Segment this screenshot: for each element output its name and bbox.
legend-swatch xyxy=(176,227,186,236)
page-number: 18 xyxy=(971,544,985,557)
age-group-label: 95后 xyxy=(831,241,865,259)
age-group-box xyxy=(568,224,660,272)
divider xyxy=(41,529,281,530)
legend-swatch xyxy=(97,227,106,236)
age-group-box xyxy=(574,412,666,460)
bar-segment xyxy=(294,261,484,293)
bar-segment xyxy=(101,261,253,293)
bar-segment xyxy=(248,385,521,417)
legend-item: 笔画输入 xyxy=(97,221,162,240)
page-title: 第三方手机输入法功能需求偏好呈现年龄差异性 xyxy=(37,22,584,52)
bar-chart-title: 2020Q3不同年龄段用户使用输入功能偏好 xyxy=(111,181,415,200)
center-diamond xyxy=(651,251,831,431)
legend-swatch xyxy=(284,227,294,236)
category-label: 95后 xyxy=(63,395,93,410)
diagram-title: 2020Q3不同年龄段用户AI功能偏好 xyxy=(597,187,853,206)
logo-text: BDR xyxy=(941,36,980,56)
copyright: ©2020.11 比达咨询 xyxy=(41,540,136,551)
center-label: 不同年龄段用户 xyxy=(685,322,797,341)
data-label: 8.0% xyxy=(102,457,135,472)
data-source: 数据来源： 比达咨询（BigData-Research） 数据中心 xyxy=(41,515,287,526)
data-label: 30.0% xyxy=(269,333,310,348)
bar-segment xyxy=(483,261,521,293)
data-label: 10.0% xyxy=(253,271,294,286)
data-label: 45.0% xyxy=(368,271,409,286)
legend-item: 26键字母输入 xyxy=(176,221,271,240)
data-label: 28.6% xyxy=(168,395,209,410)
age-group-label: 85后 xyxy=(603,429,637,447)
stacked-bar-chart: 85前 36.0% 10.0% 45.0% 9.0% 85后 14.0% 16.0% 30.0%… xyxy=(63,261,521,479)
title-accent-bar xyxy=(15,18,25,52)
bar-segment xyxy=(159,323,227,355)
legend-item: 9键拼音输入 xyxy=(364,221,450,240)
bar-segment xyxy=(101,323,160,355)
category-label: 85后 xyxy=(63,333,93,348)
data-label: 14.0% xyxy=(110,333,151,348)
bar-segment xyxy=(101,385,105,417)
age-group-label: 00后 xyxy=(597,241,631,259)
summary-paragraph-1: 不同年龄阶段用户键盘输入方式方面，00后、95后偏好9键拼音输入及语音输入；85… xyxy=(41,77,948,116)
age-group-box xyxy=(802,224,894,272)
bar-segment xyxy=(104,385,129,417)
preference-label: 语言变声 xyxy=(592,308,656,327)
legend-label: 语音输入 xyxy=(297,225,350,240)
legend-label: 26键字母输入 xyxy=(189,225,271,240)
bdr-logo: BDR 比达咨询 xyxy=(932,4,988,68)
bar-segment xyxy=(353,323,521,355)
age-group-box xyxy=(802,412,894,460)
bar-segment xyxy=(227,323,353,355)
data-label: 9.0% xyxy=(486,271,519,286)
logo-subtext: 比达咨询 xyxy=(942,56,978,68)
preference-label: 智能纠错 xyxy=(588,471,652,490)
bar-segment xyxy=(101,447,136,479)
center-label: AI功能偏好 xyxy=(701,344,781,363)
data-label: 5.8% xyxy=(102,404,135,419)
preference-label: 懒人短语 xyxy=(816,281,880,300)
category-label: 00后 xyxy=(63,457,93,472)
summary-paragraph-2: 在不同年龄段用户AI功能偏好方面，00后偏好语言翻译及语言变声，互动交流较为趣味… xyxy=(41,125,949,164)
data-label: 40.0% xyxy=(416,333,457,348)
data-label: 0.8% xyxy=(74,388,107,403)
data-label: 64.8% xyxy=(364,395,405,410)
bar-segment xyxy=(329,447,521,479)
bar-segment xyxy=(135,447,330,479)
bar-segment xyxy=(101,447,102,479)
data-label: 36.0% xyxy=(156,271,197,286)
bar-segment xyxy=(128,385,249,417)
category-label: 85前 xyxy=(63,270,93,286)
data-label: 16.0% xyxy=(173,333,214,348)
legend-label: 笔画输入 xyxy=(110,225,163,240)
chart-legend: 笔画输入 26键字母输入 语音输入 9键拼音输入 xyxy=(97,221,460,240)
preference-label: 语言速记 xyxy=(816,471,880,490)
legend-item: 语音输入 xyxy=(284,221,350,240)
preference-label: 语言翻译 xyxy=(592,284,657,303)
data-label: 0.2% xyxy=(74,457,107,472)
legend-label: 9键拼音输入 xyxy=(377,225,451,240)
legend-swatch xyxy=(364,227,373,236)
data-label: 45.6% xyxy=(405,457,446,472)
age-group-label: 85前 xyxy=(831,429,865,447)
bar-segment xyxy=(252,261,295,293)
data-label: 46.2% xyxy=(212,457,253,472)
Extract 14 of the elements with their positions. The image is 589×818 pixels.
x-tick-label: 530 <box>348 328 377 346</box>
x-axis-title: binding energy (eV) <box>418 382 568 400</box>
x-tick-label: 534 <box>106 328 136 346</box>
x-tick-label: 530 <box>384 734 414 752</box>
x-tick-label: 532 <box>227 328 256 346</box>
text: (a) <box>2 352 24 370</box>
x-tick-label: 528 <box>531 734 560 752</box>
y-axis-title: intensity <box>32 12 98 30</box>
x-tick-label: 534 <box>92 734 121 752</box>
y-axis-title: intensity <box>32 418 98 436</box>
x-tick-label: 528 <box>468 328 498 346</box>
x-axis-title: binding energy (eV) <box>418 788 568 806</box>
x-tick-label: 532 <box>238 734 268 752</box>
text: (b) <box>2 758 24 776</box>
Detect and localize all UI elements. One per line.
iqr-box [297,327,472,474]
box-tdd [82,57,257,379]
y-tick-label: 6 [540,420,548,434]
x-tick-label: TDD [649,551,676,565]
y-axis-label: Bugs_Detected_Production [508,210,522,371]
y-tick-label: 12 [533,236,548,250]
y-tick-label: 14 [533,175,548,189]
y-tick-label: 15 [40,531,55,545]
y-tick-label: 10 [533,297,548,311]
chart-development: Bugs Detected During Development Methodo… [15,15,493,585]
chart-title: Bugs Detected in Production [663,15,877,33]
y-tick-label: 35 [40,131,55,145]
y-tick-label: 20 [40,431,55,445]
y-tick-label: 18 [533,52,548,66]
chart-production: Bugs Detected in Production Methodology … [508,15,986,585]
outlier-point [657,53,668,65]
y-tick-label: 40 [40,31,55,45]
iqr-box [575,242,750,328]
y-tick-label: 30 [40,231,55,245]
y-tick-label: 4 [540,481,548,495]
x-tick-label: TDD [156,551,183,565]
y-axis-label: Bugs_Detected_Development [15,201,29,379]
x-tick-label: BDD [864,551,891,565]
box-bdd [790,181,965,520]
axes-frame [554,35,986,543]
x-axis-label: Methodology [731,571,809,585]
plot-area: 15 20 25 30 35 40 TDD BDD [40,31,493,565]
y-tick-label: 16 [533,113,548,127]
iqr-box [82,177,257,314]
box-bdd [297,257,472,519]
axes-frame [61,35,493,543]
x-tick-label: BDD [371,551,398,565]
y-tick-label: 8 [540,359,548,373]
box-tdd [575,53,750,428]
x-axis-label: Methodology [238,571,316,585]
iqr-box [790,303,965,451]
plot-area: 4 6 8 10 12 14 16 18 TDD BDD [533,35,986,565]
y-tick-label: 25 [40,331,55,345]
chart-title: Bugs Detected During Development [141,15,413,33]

........

Exercise requirements: Copy all of the material above line for line, with no changes.

Response below:
Segment this screenshot: for each element output its name and bbox.
legend-swatch xyxy=(176,227,186,236)
page-number: 18 xyxy=(971,544,985,557)
age-group-label: 95后 xyxy=(831,241,865,259)
age-group-box xyxy=(568,224,660,272)
divider xyxy=(41,529,281,530)
legend-swatch xyxy=(97,227,106,236)
age-group-box xyxy=(574,412,666,460)
bar-segment xyxy=(294,261,484,293)
bar-segment xyxy=(101,261,253,293)
bar-segment xyxy=(248,385,521,417)
legend-item: 笔画输入 xyxy=(97,221,162,240)
page-title: 第三方手机输入法功能需求偏好呈现年龄差异性 xyxy=(37,22,584,52)
bar-chart-title: 2020Q3不同年龄段用户使用输入功能偏好 xyxy=(111,181,415,200)
center-diamond xyxy=(651,251,831,431)
legend-swatch xyxy=(284,227,294,236)
category-label: 95后 xyxy=(63,395,93,410)
diagram-title: 2020Q3不同年龄段用户AI功能偏好 xyxy=(597,187,853,206)
logo-text: BDR xyxy=(941,36,980,56)
copyright: ©2020.11 比达咨询 xyxy=(41,540,136,551)
center-label: 不同年龄段用户 xyxy=(685,322,797,341)
data-label: 8.0% xyxy=(102,457,135,472)
data-source: 数据来源： 比达咨询（BigData-Research） 数据中心 xyxy=(41,515,287,526)
data-label: 30.0% xyxy=(269,333,310,348)
bar-segment xyxy=(483,261,521,293)
data-label: 10.0% xyxy=(253,271,294,286)
data-label: 45.0% xyxy=(368,271,409,286)
legend-item: 26键字母输入 xyxy=(176,221,271,240)
data-label: 28.6% xyxy=(168,395,209,410)
age-group-label: 85后 xyxy=(603,429,637,447)
stacked-bar-chart: 85前 36.0% 10.0% 45.0% 9.0% 85后 14.0% 16.0% 30.0%… xyxy=(63,261,521,479)
title-accent-bar xyxy=(15,18,25,52)
bar-segment xyxy=(159,323,227,355)
legend-item: 9键拼音输入 xyxy=(364,221,450,240)
bar-segment xyxy=(101,323,160,355)
category-label: 85后 xyxy=(63,333,93,348)
data-label: 14.0% xyxy=(110,333,151,348)
bar-segment xyxy=(101,385,105,417)
age-group-label: 00后 xyxy=(597,241,631,259)
summary-paragraph-1: 不同年龄阶段用户键盘输入方式方面，00后、95后偏好9键拼音输入及语音输入；85… xyxy=(41,77,948,116)
age-group-box xyxy=(802,224,894,272)
bar-segment xyxy=(104,385,129,417)
preference-label: 语言变声 xyxy=(592,308,656,327)
legend-label: 语音输入 xyxy=(297,225,350,240)
legend-label: 26键字母输入 xyxy=(189,225,271,240)
bdr-logo: BDR 比达咨询 xyxy=(932,4,988,68)
bar-segment xyxy=(353,323,521,355)
age-group-box xyxy=(802,412,894,460)
bar-segment xyxy=(227,323,353,355)
data-label: 9.0% xyxy=(486,271,519,286)
logo-subtext: 比达咨询 xyxy=(942,56,978,68)
preference-label: 智能纠错 xyxy=(588,471,652,490)
bar-segment xyxy=(101,447,136,479)
center-label: AI功能偏好 xyxy=(701,344,781,363)
data-label: 5.8% xyxy=(102,404,135,419)
preference-label: 懒人短语 xyxy=(816,281,880,300)
category-label: 00后 xyxy=(63,457,93,472)
summary-paragraph-2: 在不同年龄段用户AI功能偏好方面，00后偏好语言翻译及语言变声，互动交流较为趣味… xyxy=(41,125,949,164)
data-label: 40.0% xyxy=(416,333,457,348)
data-label: 0.8% xyxy=(74,388,107,403)
data-label: 64.8% xyxy=(364,395,405,410)
bar-segment xyxy=(329,447,521,479)
bar-segment xyxy=(135,447,330,479)
bar-segment xyxy=(101,447,102,479)
data-label: 36.0% xyxy=(156,271,197,286)
bar-segment xyxy=(128,385,249,417)
category-label: 85前 xyxy=(63,270,93,286)
data-label: 16.0% xyxy=(173,333,214,348)
legend-label: 笔画输入 xyxy=(110,225,163,240)
chart-legend: 笔画输入 26键字母输入 语音输入 9键拼音输入 xyxy=(97,221,460,240)
preference-label: 语言速记 xyxy=(816,471,880,490)
legend-item: 语音输入 xyxy=(284,221,350,240)
preference-label: 语言翻译 xyxy=(592,284,657,303)
data-label: 0.2% xyxy=(74,457,107,472)
legend-label: 9键拼音输入 xyxy=(377,225,451,240)
legend-swatch xyxy=(364,227,373,236)
data-label: 45.6% xyxy=(405,457,446,472)
age-group-label: 85前 xyxy=(831,429,865,447)
bar-segment xyxy=(252,261,295,293)
data-label: 46.2% xyxy=(212,457,253,472)
Extract 14 of the elements with their positions. The image is 589×818 pixels.
x-tick-label: 530 <box>348 328 377 346</box>
x-axis-title: binding energy (eV) <box>418 382 568 400</box>
x-tick-label: 534 <box>106 328 136 346</box>
x-tick-label: 530 <box>384 734 414 752</box>
x-tick-label: 532 <box>227 328 256 346</box>
text: (a) <box>2 352 24 370</box>
x-tick-label: 528 <box>531 734 560 752</box>
y-axis-title: intensity <box>32 12 98 30</box>
x-tick-label: 534 <box>92 734 121 752</box>
y-axis-title: intensity <box>32 418 98 436</box>
x-tick-label: 528 <box>468 328 498 346</box>
x-axis-title: binding energy (eV) <box>418 788 568 806</box>
x-tick-label: 532 <box>238 734 268 752</box>
text: (b) <box>2 758 24 776</box>
Detect and localize all UI elements. One per line.
iqr-box [297,327,472,474]
box-tdd [82,57,257,379]
y-tick-label: 6 [540,420,548,434]
x-tick-label: TDD [649,551,676,565]
y-axis-label: Bugs_Detected_Production [508,210,522,371]
y-tick-label: 12 [533,236,548,250]
y-tick-label: 14 [533,175,548,189]
y-tick-label: 15 [40,531,55,545]
y-tick-label: 10 [533,297,548,311]
chart-development: Bugs Detected During Development Methodo… [15,15,493,585]
chart-title: Bugs Detected in Production [663,15,877,33]
y-tick-label: 35 [40,131,55,145]
y-tick-label: 20 [40,431,55,445]
y-tick-label: 18 [533,52,548,66]
chart-production: Bugs Detected in Production Methodology … [508,15,986,585]
outlier-point [657,53,668,65]
y-tick-label: 40 [40,31,55,45]
iqr-box [575,242,750,328]
y-tick-label: 30 [40,231,55,245]
y-tick-label: 4 [540,481,548,495]
x-tick-label: TDD [156,551,183,565]
y-axis-label: Bugs_Detected_Development [15,201,29,379]
x-tick-label: BDD [864,551,891,565]
box-bdd [790,181,965,520]
axes-frame [554,35,986,543]
x-axis-label: Methodology [731,571,809,585]
plot-area: 15 20 25 30 35 40 TDD BDD [40,31,493,565]
y-tick-label: 16 [533,113,548,127]
iqr-box [82,177,257,314]
box-bdd [297,257,472,519]
axes-frame [61,35,493,543]
x-tick-label: BDD [371,551,398,565]
y-tick-label: 8 [540,359,548,373]
box-tdd [575,53,750,428]
x-axis-label: Methodology [238,571,316,585]
iqr-box [790,303,965,451]
plot-area: 4 6 8 10 12 14 16 18 TDD BDD [533,35,986,565]
y-tick-label: 25 [40,331,55,345]
chart-title: Bugs Detected During Development [141,15,413,33]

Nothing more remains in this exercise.